■ WRITTEN INSTRUCTION
Copy out every line in the entries below that includes "this".

■ RECORDS FOR THE TASK
··········
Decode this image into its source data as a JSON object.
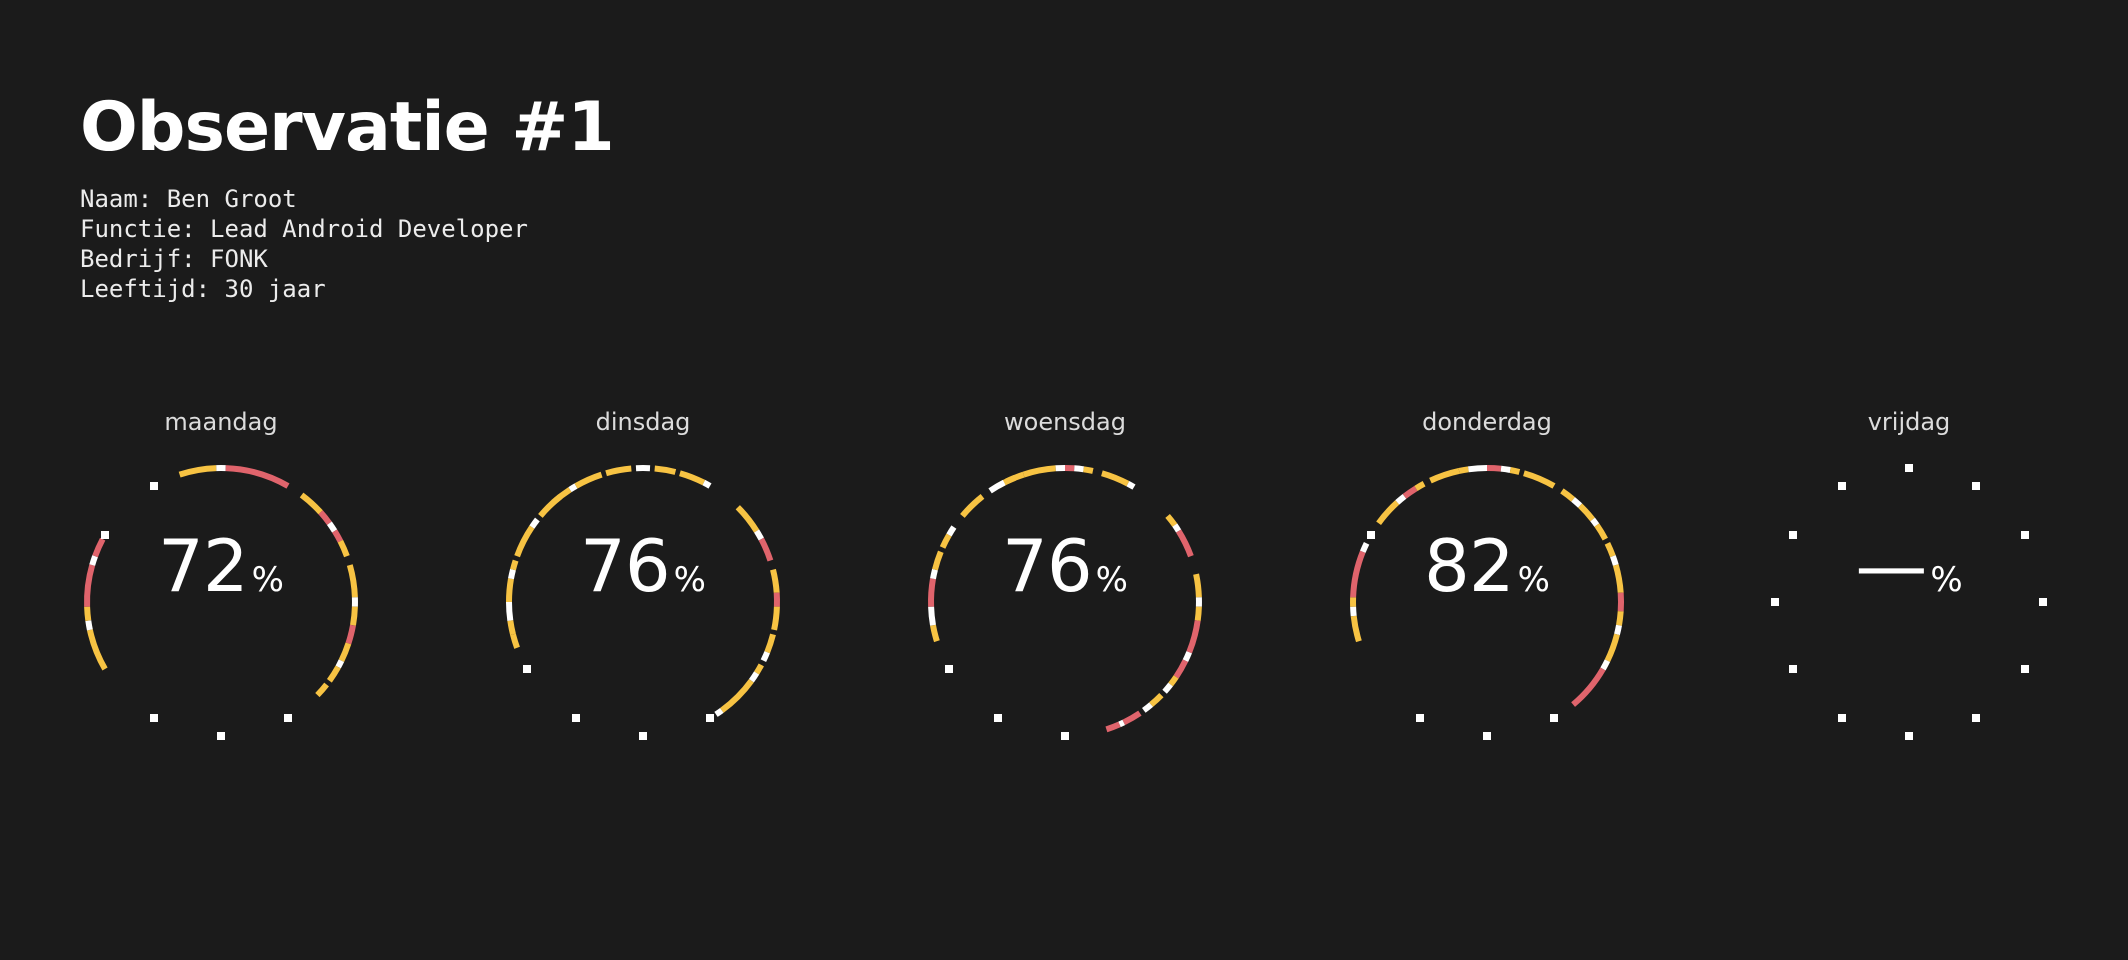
··········
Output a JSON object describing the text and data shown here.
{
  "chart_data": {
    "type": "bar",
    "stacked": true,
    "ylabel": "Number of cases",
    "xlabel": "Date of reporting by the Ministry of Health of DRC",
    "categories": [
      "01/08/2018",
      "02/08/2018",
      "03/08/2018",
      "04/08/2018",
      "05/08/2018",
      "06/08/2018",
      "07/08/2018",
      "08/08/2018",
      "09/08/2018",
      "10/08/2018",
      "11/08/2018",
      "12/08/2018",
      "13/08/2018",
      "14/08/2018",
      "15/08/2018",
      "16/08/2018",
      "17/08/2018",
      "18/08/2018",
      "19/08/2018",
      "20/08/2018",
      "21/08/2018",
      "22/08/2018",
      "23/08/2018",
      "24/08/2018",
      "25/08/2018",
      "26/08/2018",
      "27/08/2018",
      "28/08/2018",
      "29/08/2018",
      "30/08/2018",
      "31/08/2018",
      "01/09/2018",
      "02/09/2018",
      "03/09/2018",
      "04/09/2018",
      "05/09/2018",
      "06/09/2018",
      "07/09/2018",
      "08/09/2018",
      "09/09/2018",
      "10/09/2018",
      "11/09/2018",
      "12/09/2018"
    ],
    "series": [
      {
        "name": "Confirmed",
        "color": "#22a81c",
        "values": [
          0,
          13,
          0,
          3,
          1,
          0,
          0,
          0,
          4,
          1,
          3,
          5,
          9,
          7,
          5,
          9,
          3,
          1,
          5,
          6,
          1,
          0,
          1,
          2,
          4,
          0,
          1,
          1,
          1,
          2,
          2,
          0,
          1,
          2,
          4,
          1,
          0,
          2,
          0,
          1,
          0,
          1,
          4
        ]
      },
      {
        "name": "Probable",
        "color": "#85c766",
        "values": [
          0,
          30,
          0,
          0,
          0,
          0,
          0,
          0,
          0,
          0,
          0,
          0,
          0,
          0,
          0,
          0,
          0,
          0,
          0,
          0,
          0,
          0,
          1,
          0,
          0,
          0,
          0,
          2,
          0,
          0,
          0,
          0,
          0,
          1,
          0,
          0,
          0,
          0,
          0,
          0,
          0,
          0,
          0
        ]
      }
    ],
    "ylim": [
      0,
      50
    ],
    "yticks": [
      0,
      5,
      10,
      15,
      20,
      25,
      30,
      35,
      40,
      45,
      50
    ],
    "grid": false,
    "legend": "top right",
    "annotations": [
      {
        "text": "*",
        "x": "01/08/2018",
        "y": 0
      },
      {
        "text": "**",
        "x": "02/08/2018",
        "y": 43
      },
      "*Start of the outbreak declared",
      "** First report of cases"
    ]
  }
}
··········
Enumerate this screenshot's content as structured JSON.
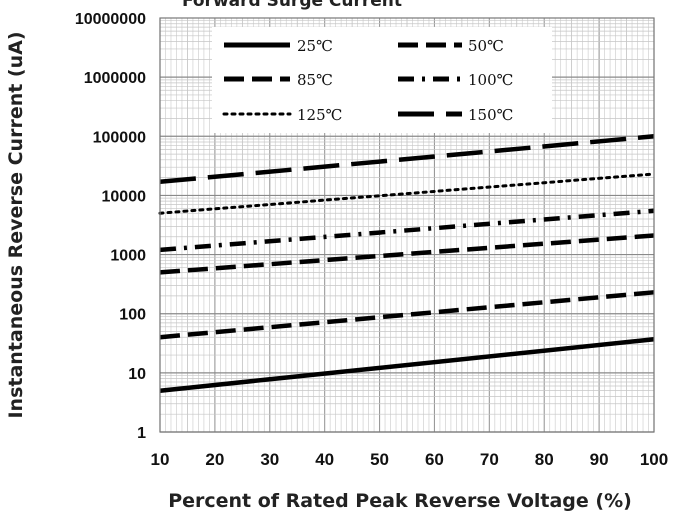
··········
■ EXERCISE RESPONSE
Decode this image into its source data as a JSON object.
Enumerate this screenshot's content as structured JSON.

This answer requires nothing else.